--- Stored records ---

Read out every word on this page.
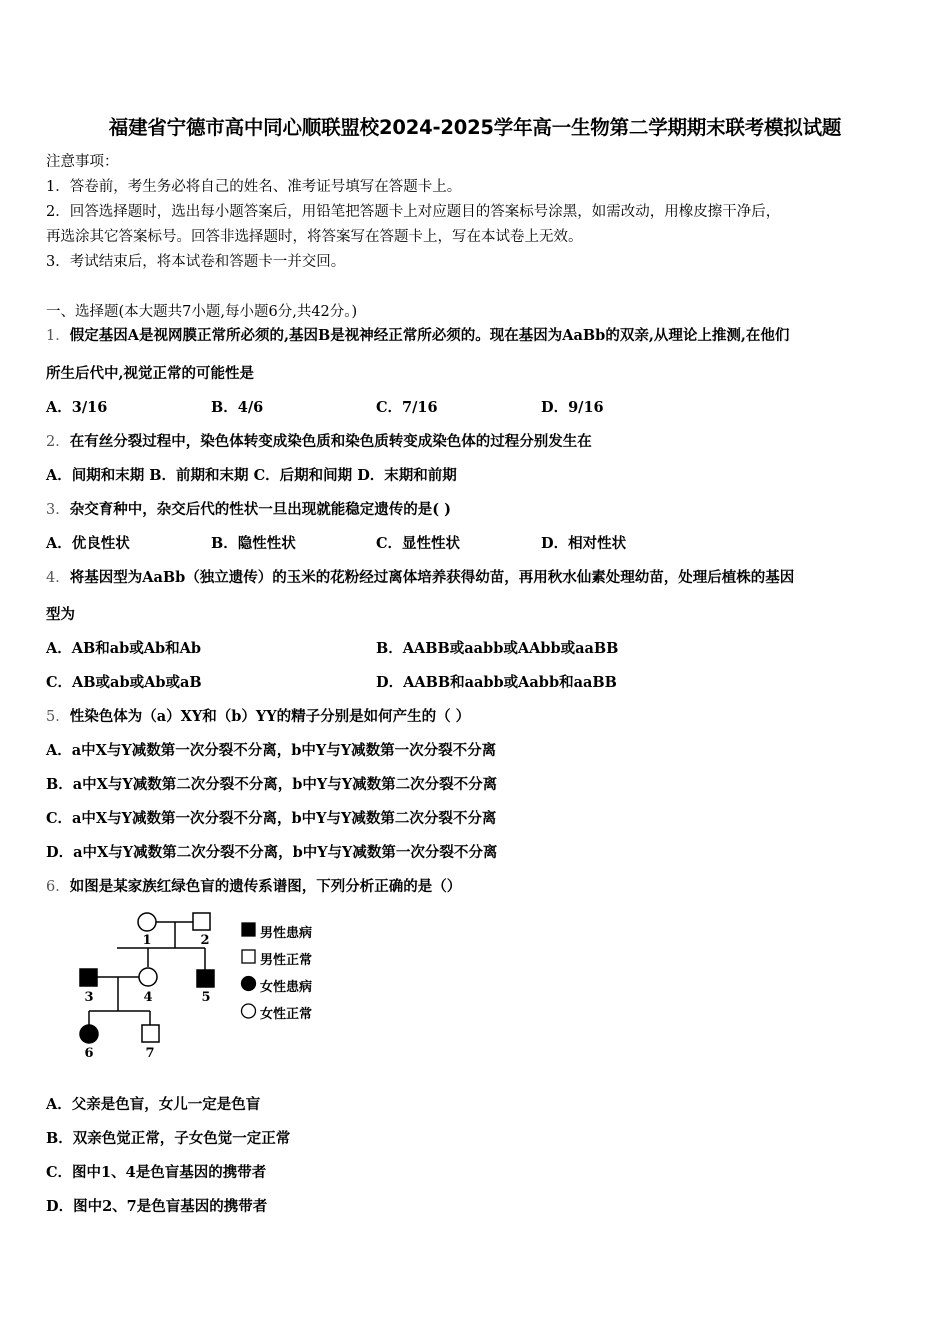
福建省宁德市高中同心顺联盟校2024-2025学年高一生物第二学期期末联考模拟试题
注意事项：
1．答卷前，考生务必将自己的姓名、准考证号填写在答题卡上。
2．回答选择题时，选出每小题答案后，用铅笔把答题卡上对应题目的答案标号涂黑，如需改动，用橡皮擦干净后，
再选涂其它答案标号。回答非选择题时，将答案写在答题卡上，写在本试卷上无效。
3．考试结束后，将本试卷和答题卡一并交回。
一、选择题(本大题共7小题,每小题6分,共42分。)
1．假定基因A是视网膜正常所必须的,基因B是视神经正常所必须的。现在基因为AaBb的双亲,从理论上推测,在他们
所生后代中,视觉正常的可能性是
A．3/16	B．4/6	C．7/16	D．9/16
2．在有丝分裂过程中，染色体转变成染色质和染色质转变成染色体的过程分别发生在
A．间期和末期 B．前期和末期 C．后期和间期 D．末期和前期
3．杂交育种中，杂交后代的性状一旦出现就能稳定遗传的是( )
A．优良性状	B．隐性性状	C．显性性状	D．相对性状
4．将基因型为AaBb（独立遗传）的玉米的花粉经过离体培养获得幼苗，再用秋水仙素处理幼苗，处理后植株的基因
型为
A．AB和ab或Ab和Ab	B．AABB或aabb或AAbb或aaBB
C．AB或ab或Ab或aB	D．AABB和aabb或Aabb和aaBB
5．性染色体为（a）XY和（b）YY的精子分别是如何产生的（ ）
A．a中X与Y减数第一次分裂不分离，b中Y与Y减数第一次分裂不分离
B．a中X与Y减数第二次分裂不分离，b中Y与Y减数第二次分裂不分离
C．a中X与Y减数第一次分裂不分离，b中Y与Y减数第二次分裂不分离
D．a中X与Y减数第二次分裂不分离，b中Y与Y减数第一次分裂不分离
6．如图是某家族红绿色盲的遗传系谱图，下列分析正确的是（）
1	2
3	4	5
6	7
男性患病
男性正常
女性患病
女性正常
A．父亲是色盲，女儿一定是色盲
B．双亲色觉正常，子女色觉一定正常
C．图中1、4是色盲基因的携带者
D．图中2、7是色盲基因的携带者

---

All entries must be written out again exactly as given, with no pictures in the copy.

Read out every word on this page.
福建省宁德市高中同心顺联盟校2024-2025学年高一生物第二学期期末联考模拟试题
注意事项：
1．答卷前，考生务必将自己的姓名、准考证号填写在答题卡上。
2．回答选择题时，选出每小题答案后，用铅笔把答题卡上对应题目的答案标号涂黑，如需改动，用橡皮擦干净后，
再选涂其它答案标号。回答非选择题时，将答案写在答题卡上，写在本试卷上无效。
3．考试结束后，将本试卷和答题卡一并交回。
一、选择题(本大题共7小题,每小题6分,共42分。)
1．假定基因A是视网膜正常所必须的,基因B是视神经正常所必须的。现在基因为AaBb的双亲,从理论上推测,在他们
所生后代中,视觉正常的可能性是
A．3/16	B．4/6	C．7/16	D．9/16
2．在有丝分裂过程中，染色体转变成染色质和染色质转变成染色体的过程分别发生在
A．间期和末期 B．前期和末期 C．后期和间期 D．末期和前期
3．杂交育种中，杂交后代的性状一旦出现就能稳定遗传的是( )
A．优良性状	B．隐性性状	C．显性性状	D．相对性状
4．将基因型为AaBb（独立遗传）的玉米的花粉经过离体培养获得幼苗，再用秋水仙素处理幼苗，处理后植株的基因
型为
A．AB和ab或Ab和Ab	B．AABB或aabb或AAbb或aaBB
C．AB或ab或Ab或aB	D．AABB和aabb或Aabb和aaBB
5．性染色体为（a）XY和（b）YY的精子分别是如何产生的（ ）
A．a中X与Y减数第一次分裂不分离，b中Y与Y减数第一次分裂不分离
B．a中X与Y减数第二次分裂不分离，b中Y与Y减数第二次分裂不分离
C．a中X与Y减数第一次分裂不分离，b中Y与Y减数第二次分裂不分离
D．a中X与Y减数第二次分裂不分离，b中Y与Y减数第一次分裂不分离
6．如图是某家族红绿色盲的遗传系谱图，下列分析正确的是（）
1	2
3	4	5
6	7
男性患病
男性正常
女性患病
女性正常
A．父亲是色盲，女儿一定是色盲
B．双亲色觉正常，子女色觉一定正常
C．图中1、4是色盲基因的携带者
D．图中2、7是色盲基因的携带者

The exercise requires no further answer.